Recorded data:
━━━━━━━━━━━━━━━━━━━━

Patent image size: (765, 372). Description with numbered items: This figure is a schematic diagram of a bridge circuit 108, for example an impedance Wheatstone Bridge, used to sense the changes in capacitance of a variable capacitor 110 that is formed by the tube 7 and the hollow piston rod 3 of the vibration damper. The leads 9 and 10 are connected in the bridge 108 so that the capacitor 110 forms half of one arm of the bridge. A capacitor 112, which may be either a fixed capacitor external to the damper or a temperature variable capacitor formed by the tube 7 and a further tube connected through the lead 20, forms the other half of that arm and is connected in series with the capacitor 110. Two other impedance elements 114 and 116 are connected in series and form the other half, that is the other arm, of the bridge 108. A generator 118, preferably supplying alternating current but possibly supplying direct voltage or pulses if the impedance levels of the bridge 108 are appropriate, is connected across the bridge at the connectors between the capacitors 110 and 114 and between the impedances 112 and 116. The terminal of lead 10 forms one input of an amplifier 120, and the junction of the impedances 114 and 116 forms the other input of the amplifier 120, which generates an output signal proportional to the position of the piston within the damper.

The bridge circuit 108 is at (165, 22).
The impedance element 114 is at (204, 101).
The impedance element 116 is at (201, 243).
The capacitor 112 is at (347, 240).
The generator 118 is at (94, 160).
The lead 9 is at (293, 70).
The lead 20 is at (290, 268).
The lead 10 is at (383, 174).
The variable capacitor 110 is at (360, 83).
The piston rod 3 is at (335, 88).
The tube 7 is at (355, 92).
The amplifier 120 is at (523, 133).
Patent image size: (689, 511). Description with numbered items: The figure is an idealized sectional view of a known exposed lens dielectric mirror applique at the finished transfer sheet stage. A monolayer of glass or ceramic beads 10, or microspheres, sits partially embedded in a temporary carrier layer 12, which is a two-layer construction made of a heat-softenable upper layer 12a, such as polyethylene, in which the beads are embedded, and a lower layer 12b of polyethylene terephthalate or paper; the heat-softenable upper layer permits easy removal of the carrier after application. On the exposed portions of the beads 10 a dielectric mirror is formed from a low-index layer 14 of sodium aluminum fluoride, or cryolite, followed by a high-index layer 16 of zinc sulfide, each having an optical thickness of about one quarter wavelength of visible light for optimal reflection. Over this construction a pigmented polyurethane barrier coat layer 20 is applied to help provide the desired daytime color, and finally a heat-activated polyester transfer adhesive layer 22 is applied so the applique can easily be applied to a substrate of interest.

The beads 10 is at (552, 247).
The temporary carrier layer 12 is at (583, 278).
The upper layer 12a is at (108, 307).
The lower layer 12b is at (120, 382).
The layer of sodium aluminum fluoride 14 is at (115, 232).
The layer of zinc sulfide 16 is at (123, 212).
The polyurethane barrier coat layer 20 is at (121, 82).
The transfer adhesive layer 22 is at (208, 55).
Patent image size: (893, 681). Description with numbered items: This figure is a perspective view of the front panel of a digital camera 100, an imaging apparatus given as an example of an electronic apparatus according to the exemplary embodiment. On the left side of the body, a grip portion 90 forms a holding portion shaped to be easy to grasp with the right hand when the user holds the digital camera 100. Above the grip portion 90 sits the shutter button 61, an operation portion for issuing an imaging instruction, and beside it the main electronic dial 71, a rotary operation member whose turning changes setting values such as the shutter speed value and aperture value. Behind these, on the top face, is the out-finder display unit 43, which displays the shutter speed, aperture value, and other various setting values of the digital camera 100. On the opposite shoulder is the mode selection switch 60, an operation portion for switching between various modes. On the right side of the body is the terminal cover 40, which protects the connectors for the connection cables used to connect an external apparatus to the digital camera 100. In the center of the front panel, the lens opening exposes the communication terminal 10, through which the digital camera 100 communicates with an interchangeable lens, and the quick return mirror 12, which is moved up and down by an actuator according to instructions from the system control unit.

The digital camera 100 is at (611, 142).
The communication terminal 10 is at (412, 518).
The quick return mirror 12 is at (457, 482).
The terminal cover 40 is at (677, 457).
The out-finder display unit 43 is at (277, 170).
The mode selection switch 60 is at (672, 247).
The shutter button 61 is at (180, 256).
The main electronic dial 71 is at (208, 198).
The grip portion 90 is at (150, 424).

━━━━━━━━━━━━━━━━━━━━

#### [Required task]
Lay out all the entries above as a two-column CSV with the headers "description" and "locations", one row per entry. Put each entry's description in the first field and its full list of positions in the second, quoting every field and turning line breaks into spaces.

#### [Problem solution]
description,locations
"Patent image size: (765, 372). Description with numbered items: This figure is a schematic diagram of a bridge circuit 108, for example an impedance Wheatstone Bridge, used to sense the changes in capacitance of a variable capacitor 110 that is formed by the tube 7 and the hollow piston rod 3 of the vibration damper. The leads 9 and 10 are connected in the bridge 108 so that the capacitor 110 forms half of one arm of the bridge. A capacitor 112, which may be either a fixed capacitor external to the damper or a temperature variable capacitor formed by the tube 7 and a further tube connected through the lead 20, forms the other half of that arm and is connected in series with the capacitor 110. Two other impedance elements 114 and 116 are connected in series and form the other half, that is the other arm, of the bridge 108. A generator 118, preferably supplying alternating current but possibly supplying direct voltage or pulses if the impedance levels of the bridge 108 are appropriate, is connected across the bridge at the connectors between the capacitors 110 and 114 and between the impedances 112 and 116. The terminal of lead 10 forms one input of an amplifier 120, and the junction of the impedances 114 and 116 forms the other input of the amplifier 120, which generates an output signal proportional to the position of the piston within the damper.","The bridge circuit 108 is at (165, 22). The impedance element 114 is at (204, 101). The impedance element 116 is at (201, 243). The capacitor 112 is at (347, 240). The generator 118 is at (94, 160). The lead 9 is at (293, 70). The lead 20 is at (290, 268). The lead 10 is at (383, 174). The variable capacitor 110 is at (360, 83). The piston rod 3 is at (335, 88). The tube 7 is at (355, 92). The amplifier 120 is at (523, 133)."
"Patent image size: (689, 511). Description with numbered items: The figure is an idealized sectional view of a known exposed lens dielectric mirror applique at the finished transfer sheet stage. A monolayer of glass or ceramic beads 10, or microspheres, sits partially embedded in a temporary carrier layer 12, which is a two-layer construction made of a heat-softenable upper layer 12a, such as polyethylene, in which the beads are embedded, and a lower layer 12b of polyethylene terephthalate or paper; the heat-softenable upper layer permits easy removal of the carrier after application. On the exposed portions of the beads 10 a dielectric mirror is formed from a low-index layer 14 of sodium aluminum fluoride, or cryolite, followed by a high-index layer 16 of zinc sulfide, each having an optical thickness of about one quarter wavelength of visible light for optimal reflection. Over this construction a pigmented polyurethane barrier coat layer 20 is applied to help provide the desired daytime color, and finally a heat-activated polyester transfer adhesive layer 22 is applied so the applique can easily be applied to a substrate of interest.","The beads 10 is at (552, 247). The temporary carrier layer 12 is at (583, 278). The upper layer 12a is at (108, 307). The lower layer 12b is at (120, 382). The layer of sodium aluminum fluoride 14 is at (115, 232). The layer of zinc sulfide 16 is at (123, 212). The polyurethane barrier coat layer 20 is at (121, 82). The transfer adhesive layer 22 is at (208, 55)."
"Patent image size: (893, 681). Description with numbered items: This figure is a perspective view of the front panel of a digital camera 100, an imaging apparatus given as an example of an electronic apparatus according to the exemplary embodiment. On the left side of the body, a grip portion 90 forms a holding portion shaped to be easy to grasp with the right hand when the user holds the digital camera 100. Above the grip portion 90 sits the shutter button 61, an operation portion for issuing an imaging instruction, and beside it the main electronic dial 71, a rotary operation member whose turning changes setting values such as the shutter speed value and aperture value. Behind these, on the top face, is the out-finder display unit 43, which displays the shutter speed, aperture value, and other various setting values of the digital camera 100. On the opposite shoulder is the mode selection switch 60, an operation portion for switching between various modes. On the right side of the body is the terminal cover 40, which protects the connectors for the connection cables used to connect an external apparatus to the digital camera 100. In the center of the front panel, the lens opening exposes the communication terminal 10, through which the digital camera 100 communicates with an interchangeable lens, and the quick return mirror 12, which is moved up and down by an actuator according to instructions from the system control unit.","The digital camera 100 is at (611, 142). The communication terminal 10 is at (412, 518). The quick return mirror 12 is at (457, 482). The terminal cover 40 is at (677, 457). The out-finder display unit 43 is at (277, 170). The mode selection switch 60 is at (672, 247). The shutter button 61 is at (180, 256). The main electronic dial 71 is at (208, 198). The grip portion 90 is at (150, 424)."